### Task details
Look through the listing below and report how many lines contain "program", as a bare number.

### Source material
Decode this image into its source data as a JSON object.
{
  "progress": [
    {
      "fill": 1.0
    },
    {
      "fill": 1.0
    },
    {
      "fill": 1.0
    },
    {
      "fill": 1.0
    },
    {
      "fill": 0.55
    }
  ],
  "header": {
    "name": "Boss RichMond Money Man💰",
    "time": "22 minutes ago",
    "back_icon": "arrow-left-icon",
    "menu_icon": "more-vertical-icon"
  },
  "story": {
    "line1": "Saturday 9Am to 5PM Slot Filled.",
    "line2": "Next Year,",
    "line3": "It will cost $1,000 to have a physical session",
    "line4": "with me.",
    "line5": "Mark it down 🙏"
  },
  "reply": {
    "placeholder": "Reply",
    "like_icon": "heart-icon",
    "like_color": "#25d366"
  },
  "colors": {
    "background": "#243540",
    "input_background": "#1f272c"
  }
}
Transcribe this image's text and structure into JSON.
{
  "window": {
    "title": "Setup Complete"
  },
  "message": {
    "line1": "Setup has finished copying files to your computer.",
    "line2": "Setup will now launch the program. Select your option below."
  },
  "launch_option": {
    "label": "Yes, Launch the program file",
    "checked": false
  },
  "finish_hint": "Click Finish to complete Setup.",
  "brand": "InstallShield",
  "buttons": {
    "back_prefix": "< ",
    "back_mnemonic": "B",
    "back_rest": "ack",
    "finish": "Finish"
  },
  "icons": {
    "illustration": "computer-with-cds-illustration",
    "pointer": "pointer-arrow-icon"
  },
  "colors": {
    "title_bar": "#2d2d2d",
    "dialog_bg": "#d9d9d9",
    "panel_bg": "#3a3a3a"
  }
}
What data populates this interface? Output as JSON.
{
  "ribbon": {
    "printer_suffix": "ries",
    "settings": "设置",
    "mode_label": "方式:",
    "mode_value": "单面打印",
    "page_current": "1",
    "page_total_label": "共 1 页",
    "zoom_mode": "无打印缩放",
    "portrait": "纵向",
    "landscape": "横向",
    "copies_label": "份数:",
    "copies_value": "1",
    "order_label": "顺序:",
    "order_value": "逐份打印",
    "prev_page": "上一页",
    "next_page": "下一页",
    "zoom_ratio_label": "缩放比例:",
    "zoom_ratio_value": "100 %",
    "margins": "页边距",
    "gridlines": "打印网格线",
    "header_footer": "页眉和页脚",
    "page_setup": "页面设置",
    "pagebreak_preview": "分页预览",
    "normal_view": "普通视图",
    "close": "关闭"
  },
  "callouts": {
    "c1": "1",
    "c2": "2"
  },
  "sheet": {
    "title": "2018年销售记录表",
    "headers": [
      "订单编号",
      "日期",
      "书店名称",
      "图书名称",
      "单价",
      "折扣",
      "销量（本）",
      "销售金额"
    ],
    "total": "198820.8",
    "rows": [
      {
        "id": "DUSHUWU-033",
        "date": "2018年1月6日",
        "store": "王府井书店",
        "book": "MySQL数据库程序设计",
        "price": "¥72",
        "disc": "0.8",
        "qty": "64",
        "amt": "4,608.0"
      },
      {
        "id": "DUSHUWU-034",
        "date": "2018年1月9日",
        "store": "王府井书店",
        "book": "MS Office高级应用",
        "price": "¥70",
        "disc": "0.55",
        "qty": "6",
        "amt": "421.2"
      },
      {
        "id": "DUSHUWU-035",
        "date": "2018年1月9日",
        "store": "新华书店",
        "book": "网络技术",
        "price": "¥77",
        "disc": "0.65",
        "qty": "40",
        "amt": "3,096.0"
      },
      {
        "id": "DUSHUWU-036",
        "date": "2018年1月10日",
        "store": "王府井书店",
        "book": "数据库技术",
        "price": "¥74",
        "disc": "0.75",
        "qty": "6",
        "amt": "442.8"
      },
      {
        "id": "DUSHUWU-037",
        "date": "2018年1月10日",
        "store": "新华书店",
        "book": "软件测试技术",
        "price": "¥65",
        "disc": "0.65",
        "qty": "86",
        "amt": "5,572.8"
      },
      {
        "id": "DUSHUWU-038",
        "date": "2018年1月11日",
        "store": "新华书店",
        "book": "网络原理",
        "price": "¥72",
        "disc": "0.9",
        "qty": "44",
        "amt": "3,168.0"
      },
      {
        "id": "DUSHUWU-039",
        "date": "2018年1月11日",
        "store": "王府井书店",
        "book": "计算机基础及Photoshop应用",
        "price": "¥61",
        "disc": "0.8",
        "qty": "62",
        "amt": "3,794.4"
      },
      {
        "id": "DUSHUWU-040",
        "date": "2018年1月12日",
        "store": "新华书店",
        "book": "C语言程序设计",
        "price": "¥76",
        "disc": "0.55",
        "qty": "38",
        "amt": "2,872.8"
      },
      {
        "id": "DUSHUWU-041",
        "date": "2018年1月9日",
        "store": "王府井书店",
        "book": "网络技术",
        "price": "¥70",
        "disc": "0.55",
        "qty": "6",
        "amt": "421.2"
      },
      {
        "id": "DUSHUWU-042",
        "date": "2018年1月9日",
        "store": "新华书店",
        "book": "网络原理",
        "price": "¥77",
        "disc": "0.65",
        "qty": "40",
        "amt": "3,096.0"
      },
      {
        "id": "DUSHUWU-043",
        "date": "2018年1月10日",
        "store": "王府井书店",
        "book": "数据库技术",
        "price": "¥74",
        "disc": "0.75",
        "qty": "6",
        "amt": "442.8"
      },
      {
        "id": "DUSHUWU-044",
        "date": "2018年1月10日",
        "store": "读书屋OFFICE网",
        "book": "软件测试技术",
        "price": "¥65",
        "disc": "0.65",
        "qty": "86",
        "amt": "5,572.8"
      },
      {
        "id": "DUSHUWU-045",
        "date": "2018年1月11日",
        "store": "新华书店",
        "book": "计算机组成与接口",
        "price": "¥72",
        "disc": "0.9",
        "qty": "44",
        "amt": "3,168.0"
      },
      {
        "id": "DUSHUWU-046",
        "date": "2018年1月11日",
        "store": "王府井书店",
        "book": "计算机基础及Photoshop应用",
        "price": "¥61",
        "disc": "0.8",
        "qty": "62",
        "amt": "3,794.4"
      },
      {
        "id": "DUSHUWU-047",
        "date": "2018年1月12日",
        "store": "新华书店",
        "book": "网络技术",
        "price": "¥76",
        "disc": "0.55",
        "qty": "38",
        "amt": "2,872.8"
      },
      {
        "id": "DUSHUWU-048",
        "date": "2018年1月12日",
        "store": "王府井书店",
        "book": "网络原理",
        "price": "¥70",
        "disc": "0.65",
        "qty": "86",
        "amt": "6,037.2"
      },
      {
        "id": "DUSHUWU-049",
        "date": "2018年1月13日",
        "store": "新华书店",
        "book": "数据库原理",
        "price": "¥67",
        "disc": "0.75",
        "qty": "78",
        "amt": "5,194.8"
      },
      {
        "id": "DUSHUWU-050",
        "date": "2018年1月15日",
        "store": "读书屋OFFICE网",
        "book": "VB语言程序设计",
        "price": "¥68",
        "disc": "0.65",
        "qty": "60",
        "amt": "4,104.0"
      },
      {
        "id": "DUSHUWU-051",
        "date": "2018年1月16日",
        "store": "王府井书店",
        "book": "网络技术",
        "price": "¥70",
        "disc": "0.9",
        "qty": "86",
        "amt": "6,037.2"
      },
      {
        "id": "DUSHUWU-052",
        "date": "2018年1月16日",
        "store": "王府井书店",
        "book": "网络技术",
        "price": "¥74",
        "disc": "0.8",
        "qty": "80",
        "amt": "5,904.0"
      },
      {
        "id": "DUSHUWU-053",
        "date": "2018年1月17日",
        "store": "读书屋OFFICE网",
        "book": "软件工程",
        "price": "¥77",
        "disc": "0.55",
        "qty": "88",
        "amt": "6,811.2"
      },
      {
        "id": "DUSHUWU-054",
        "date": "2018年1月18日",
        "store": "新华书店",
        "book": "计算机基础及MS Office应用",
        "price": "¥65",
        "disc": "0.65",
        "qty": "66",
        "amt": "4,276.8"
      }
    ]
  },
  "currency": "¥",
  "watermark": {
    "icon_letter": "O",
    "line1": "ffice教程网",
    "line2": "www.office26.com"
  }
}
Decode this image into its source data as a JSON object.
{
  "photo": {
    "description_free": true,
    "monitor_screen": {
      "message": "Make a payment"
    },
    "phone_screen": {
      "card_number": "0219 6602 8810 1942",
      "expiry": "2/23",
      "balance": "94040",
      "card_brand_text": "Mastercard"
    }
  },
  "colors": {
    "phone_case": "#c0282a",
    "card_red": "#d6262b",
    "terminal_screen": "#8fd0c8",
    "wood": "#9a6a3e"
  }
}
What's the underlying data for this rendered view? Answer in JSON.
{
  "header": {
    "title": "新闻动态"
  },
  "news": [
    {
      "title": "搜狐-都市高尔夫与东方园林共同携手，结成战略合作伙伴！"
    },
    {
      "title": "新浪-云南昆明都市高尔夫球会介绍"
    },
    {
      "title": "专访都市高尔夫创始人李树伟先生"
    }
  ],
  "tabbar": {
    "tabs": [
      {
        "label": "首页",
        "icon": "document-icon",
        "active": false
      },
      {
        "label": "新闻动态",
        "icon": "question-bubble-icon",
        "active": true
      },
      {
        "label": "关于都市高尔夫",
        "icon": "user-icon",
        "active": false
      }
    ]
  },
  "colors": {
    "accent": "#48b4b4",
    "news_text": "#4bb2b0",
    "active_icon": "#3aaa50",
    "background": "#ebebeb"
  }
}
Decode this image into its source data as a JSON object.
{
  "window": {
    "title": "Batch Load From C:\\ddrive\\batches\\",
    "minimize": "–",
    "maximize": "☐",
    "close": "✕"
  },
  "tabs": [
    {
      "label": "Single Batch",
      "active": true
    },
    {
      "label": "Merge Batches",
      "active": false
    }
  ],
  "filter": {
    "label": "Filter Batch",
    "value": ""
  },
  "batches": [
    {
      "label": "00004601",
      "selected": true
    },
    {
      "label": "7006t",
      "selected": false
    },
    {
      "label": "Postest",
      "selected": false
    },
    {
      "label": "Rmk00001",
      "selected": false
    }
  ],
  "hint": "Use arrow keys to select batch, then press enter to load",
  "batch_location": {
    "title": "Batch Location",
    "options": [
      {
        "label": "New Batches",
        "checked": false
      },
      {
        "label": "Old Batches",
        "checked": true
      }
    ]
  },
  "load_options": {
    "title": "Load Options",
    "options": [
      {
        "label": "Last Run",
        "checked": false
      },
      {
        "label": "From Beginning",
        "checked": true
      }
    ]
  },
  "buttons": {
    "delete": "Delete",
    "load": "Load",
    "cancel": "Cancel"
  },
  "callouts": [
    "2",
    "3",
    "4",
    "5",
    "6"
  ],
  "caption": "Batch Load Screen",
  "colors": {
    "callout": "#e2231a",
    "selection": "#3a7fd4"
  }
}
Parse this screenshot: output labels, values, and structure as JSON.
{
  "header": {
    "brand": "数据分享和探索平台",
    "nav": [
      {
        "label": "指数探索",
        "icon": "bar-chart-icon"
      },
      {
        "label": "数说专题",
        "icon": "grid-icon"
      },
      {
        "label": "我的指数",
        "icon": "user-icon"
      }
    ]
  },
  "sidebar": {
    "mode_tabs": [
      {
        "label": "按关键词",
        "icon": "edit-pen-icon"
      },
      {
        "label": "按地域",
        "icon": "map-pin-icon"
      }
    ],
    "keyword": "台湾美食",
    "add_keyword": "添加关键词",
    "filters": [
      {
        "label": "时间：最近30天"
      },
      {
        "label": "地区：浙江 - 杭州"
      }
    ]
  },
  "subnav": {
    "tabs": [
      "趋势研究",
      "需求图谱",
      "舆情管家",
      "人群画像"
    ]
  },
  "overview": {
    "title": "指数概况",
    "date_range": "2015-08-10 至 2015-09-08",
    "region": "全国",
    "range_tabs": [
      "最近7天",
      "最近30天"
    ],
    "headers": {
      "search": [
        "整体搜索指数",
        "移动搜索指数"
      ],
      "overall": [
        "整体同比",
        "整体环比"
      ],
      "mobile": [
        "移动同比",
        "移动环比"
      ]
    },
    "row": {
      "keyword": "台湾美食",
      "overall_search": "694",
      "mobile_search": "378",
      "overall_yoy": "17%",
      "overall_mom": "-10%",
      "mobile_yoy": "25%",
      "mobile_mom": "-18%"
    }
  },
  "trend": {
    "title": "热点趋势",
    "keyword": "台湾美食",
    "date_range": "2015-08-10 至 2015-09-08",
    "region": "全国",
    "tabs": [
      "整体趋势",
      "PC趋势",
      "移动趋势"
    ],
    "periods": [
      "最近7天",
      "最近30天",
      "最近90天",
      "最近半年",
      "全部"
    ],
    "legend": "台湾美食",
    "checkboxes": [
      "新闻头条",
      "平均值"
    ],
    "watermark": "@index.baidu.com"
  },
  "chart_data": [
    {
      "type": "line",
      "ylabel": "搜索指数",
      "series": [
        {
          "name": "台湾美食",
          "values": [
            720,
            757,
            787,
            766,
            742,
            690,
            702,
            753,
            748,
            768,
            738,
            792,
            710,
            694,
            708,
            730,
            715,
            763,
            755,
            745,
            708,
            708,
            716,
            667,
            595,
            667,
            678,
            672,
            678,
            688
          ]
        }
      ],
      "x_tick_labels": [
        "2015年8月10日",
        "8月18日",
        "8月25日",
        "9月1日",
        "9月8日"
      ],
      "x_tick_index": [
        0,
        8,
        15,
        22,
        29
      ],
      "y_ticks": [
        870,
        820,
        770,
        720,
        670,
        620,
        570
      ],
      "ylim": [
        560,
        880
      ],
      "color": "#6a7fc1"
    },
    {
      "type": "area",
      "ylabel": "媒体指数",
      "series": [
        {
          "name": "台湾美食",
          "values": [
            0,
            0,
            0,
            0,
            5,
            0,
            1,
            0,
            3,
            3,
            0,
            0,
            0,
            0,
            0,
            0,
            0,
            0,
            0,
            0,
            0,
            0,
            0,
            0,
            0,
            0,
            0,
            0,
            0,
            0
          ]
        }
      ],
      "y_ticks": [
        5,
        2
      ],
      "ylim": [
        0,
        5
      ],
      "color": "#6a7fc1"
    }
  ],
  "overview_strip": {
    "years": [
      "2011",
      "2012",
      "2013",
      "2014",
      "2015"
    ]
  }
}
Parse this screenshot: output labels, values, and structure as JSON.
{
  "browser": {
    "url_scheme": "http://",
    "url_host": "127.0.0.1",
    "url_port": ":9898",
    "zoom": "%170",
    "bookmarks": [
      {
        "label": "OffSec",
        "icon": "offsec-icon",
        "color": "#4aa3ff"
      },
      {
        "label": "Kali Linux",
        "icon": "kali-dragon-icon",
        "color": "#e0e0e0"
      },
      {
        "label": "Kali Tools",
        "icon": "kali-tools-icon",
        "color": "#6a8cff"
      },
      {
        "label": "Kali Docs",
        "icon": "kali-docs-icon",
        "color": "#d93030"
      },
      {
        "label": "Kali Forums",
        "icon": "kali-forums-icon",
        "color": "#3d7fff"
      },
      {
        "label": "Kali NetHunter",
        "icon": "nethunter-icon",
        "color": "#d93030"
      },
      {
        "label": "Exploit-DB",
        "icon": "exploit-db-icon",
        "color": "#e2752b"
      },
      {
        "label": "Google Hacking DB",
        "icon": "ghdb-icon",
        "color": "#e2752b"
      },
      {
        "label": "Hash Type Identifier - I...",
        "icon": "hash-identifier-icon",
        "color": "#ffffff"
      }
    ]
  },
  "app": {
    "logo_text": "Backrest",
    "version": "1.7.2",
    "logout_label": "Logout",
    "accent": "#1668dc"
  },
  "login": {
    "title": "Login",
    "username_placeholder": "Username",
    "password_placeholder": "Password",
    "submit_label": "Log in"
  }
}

### Final answer
2